# WORK ORDER
Scan the records for "JSON". Show the matching lines.

[Extracts from a graphics dataset]
* * * * * * * * *
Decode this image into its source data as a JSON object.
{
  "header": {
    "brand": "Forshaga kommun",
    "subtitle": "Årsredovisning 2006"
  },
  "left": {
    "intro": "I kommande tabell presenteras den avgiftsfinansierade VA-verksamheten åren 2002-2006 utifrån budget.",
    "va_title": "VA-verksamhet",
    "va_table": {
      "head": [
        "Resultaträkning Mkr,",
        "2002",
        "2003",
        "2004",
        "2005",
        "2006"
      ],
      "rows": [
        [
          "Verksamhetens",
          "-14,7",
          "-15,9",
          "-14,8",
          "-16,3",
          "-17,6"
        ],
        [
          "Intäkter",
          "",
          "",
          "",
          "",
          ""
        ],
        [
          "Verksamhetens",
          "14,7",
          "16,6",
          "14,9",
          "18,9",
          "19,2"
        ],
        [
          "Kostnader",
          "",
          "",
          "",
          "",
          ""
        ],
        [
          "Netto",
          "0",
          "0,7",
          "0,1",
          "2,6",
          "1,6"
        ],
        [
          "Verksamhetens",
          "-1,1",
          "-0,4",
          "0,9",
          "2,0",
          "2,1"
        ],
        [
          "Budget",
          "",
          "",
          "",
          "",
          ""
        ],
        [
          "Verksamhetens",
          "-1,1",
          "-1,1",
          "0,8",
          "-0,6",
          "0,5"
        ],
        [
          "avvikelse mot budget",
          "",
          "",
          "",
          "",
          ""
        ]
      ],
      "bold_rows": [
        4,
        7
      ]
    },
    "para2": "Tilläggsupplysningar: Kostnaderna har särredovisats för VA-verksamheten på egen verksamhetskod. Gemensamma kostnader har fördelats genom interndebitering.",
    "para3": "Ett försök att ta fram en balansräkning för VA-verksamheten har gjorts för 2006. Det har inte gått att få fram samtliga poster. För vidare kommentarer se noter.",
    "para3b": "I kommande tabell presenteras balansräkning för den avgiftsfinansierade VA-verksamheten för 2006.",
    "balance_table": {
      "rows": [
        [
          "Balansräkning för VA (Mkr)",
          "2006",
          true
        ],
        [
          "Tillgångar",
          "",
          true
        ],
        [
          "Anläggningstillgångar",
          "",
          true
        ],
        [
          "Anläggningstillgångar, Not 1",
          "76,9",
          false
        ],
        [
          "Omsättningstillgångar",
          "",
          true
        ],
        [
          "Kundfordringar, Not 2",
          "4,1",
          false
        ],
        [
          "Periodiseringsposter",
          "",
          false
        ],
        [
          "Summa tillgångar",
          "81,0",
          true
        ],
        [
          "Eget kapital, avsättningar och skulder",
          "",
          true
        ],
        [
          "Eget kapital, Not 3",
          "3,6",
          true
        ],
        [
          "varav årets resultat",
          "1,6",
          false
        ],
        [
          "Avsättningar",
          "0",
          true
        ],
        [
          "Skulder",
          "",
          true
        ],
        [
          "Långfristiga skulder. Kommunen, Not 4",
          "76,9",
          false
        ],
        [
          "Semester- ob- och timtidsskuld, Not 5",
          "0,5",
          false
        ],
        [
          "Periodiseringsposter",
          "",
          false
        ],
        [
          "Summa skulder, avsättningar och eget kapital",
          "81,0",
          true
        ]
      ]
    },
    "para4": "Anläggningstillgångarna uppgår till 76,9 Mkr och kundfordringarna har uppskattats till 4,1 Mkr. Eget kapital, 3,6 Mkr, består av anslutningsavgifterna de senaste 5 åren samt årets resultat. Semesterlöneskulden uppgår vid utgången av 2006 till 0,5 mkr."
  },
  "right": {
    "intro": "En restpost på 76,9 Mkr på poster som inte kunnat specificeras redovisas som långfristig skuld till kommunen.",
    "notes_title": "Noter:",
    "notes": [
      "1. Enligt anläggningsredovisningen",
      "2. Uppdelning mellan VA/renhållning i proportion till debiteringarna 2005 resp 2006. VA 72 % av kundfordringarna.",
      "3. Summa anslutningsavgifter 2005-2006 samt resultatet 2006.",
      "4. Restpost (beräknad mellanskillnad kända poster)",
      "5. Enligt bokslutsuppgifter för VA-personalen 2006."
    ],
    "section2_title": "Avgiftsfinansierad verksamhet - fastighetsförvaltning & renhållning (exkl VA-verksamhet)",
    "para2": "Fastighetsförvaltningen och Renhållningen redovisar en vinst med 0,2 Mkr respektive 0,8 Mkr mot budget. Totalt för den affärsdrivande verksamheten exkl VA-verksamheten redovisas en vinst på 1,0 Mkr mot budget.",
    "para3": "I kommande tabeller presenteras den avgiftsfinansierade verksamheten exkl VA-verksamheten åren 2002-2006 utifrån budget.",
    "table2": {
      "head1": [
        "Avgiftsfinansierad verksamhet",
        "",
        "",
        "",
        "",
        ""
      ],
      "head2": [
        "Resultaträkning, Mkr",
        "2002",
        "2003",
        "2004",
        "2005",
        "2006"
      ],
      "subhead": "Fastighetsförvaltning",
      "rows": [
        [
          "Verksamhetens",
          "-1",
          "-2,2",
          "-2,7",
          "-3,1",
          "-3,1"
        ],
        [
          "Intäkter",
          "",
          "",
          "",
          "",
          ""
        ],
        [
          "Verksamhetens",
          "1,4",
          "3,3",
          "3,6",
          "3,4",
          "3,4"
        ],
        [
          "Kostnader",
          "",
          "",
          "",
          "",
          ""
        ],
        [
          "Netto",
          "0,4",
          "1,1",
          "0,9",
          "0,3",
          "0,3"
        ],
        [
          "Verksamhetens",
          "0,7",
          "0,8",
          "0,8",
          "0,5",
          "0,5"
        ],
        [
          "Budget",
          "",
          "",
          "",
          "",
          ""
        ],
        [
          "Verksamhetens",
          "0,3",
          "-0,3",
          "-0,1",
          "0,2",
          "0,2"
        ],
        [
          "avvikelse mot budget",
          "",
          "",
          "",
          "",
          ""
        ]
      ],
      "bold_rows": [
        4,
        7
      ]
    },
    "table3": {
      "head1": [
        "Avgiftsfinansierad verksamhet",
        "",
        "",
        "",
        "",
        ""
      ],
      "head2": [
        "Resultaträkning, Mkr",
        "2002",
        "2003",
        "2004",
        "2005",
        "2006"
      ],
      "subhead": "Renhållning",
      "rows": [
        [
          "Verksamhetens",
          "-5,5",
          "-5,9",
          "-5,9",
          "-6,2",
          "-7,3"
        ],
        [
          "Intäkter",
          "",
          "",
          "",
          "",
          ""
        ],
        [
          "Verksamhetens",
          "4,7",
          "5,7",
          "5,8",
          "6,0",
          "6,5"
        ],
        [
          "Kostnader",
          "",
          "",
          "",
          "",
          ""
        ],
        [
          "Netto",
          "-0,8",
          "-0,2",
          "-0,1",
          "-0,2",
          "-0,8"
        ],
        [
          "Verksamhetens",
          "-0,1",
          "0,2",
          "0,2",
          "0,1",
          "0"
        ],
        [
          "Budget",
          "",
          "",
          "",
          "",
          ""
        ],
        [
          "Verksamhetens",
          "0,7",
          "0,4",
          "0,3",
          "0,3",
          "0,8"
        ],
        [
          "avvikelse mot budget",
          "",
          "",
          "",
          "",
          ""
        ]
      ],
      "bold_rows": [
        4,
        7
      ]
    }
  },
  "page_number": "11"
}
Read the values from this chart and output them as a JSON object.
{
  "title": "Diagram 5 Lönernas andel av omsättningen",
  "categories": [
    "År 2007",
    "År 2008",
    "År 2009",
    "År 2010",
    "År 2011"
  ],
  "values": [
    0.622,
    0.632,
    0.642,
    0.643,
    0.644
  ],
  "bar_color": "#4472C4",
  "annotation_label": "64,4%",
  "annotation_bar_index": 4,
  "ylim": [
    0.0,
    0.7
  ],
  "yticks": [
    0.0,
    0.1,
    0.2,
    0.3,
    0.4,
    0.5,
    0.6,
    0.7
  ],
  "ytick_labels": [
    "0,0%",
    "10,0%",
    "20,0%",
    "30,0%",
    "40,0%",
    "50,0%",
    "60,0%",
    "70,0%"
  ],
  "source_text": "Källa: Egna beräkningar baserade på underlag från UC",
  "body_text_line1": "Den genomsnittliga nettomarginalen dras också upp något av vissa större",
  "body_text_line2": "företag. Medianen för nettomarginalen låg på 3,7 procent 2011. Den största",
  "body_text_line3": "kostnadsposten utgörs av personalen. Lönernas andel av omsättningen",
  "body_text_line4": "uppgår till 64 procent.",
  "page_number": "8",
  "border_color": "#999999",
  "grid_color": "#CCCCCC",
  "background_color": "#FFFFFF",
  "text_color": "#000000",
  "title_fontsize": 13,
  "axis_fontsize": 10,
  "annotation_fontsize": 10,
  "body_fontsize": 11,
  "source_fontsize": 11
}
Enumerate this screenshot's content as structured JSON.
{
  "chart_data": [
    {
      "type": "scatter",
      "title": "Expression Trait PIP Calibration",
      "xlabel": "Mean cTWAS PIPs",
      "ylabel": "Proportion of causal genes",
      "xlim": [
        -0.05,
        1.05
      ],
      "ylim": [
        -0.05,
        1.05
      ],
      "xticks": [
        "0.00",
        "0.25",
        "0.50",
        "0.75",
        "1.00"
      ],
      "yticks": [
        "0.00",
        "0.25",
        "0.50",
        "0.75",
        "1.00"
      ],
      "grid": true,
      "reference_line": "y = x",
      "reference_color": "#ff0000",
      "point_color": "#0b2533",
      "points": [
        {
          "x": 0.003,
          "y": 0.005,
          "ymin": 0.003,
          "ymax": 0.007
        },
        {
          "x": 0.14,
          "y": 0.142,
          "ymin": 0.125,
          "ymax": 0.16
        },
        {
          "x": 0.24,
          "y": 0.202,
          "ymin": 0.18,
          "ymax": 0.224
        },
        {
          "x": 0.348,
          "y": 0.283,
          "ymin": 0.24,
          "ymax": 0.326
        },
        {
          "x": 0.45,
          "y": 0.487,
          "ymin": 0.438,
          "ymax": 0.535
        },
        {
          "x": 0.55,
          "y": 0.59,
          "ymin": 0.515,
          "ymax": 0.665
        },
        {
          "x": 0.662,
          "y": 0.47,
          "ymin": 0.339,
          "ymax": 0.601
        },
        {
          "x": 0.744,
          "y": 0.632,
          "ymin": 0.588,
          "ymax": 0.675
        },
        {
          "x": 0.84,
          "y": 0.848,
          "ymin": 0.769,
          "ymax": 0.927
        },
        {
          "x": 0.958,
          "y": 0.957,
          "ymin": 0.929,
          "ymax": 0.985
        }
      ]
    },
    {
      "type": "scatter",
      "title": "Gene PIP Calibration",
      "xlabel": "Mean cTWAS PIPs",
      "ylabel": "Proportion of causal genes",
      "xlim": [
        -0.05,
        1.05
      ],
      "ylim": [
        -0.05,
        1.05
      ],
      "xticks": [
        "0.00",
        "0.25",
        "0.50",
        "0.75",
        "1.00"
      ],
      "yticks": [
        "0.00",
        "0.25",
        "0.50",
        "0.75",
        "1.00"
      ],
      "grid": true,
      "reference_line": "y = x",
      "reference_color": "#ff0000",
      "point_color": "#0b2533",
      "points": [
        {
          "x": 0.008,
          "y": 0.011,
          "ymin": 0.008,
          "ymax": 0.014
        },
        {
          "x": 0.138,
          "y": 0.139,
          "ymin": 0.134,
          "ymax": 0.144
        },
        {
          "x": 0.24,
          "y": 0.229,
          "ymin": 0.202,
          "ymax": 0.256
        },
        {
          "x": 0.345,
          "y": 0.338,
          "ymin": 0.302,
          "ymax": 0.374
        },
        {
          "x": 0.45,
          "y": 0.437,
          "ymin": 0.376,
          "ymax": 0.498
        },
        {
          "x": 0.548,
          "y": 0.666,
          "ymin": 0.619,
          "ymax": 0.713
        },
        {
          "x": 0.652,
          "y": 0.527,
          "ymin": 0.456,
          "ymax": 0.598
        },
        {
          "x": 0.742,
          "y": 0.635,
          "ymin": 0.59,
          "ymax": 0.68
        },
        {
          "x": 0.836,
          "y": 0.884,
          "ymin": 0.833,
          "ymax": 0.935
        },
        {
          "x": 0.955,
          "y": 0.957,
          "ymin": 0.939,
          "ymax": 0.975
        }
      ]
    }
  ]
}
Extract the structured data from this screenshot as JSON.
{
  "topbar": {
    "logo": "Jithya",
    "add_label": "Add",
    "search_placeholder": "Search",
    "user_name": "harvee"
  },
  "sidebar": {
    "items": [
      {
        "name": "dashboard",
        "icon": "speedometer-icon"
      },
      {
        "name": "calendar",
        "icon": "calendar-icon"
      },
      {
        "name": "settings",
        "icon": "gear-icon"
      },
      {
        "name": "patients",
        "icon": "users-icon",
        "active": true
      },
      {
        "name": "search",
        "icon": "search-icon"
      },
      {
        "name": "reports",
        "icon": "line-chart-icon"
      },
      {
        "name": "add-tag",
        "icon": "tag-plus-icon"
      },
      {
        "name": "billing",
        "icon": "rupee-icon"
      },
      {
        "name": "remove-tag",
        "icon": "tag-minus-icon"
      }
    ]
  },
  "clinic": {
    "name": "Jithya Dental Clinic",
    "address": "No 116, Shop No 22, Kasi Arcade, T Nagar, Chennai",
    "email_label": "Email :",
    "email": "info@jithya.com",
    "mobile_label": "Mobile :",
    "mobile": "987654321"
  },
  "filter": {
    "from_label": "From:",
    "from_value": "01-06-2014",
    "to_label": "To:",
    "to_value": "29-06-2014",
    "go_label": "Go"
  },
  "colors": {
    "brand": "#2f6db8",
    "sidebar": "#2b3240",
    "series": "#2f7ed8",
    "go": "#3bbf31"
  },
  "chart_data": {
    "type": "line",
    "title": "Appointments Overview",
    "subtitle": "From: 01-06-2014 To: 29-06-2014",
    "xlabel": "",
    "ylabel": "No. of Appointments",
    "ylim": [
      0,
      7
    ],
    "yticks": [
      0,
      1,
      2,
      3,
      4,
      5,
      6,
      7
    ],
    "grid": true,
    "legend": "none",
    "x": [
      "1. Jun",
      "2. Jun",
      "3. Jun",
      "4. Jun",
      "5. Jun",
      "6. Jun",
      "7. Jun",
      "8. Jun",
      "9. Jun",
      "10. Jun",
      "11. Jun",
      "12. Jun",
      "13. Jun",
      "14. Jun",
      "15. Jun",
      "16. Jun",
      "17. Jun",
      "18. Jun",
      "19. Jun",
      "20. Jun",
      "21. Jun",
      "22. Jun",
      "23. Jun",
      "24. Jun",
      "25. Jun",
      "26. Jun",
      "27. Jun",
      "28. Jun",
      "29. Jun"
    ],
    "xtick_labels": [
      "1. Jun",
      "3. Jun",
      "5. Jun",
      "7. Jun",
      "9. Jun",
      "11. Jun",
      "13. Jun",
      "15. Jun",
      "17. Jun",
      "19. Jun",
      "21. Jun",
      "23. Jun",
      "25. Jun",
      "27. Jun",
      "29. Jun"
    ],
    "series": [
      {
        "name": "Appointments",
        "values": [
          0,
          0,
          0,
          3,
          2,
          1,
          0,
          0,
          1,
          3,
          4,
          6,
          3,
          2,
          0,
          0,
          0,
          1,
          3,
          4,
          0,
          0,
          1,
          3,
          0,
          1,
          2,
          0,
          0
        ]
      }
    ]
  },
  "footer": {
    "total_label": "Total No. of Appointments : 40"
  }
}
* * * * * * * * *
# EXERCISE OUTPUT
Decode this image into its source data as a JSON object.
Read the values from this chart and output them as a JSON object.
Enumerate this screenshot's content as structured JSON.
Extract the structured data from this screenshot as JSON.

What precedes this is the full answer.